* Tasks to complete:
1. In the press release on land restoration, list everything that land resources are said to be the basis for.
2. According to the land restoration press release, why is the stewardship of indigenous peoples essential?
3. Output the part of the land restoration press release from "1. On the road" to "Environment Programme (UNEP).".

* Supplied passage:
______________________________
Ministers Call for Coalition to scale up land restoration massively worldwide

By UNCCD Press Release
NEW DELHI, Sep 11 2019 (IPS-Partners)

1. On the road to the Climate Action Summit, the Minister of Environment, Forest and Climate Change of India and President of COP14, His Excellency Mr. Prakash Javedkar, and the United Nations Deputy Secretary-General, Her Excellency Ms. Amina J. Mohammed, hosted a high-level luncheon on land and climate on 9 September 2019, on the margins of the UNCCD Fourteenth Session of the Conference of the Parties (COP14). The event was co-facilitated by the United Nations Convention to Combat Desertification (UNCCD) and the United Nations Environment Programme (UNEP).

2. During the meeting, participants underscored that land resources are the basis for human health, livelihoods, food security, and for our economic, cultural and spiritual well-being. Some 25 per cent of the world’s land is degraded (IPCC, 2019), affecting the lives of 3.2 billion people, particularly smallholder farmers, those in rural communities and the world’s poorest populations (IPBES, 2018). Women in particular are on the daily frontline struggle to salvage the large area of agricultural land already affected by land degradation. And the stewardship of indigenous peoples is essential to safeguard the world’s remaining biodiversity. All vulnerable groups who depend on sustainable land management and who can contribute to land restoration need our support.
______________________________
[Document structure recognition data]

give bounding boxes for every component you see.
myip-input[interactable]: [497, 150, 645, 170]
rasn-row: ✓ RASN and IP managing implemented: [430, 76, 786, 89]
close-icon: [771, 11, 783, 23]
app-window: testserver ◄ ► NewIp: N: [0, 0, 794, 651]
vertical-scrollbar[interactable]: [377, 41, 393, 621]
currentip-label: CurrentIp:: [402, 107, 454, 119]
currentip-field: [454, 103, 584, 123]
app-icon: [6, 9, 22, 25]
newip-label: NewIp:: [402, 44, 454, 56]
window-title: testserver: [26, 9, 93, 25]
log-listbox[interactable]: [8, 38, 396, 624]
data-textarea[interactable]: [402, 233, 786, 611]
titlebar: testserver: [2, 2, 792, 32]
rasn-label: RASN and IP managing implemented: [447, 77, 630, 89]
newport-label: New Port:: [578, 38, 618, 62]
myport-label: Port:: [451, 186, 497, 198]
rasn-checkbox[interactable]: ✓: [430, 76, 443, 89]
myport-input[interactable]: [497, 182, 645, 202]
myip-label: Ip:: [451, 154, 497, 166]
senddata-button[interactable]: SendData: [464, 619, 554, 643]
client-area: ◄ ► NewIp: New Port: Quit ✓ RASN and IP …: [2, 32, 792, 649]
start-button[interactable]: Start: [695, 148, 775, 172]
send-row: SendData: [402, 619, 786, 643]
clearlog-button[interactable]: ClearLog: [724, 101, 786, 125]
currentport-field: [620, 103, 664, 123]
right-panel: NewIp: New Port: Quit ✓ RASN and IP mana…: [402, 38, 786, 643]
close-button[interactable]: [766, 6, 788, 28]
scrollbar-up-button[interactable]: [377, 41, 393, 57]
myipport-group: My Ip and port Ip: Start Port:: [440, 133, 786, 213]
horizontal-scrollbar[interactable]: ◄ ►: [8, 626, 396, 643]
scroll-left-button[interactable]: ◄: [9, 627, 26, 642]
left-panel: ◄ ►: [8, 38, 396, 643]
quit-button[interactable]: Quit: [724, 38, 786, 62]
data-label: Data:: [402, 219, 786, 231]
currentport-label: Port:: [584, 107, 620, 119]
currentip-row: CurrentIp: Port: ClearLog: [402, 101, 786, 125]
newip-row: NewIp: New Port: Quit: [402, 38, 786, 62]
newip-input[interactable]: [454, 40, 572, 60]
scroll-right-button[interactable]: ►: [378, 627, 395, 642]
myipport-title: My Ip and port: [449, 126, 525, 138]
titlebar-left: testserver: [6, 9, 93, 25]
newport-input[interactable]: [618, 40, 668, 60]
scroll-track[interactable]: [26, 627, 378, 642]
______________________________
* Expected outputs:
1. Human health, livelihoods, food security, and economic, cultural and spiritual well-being.

2. The press release says the stewardship of indigenous peoples is essential to safeguard the world's remaining biodiversity.

3.
1. On the road to the Climate Action Summit, the Minister of Environment, Forest and Climate Change of India and President of COP14, His Excellency Mr. Prakash Javedkar, and the United Nations Deputy Secretary-General, Her Excellency Ms. Amina J. Mohammed, hosted a high-level luncheon on land and climate on 9 September 2019, on the margins of the UNCCD Fourteenth Session of the Conference of the Parties (COP14). The event was co-facilitated by the United Nations Convention to Combat Desertification (UNCCD) and the United Nations Environment Programme (UNEP).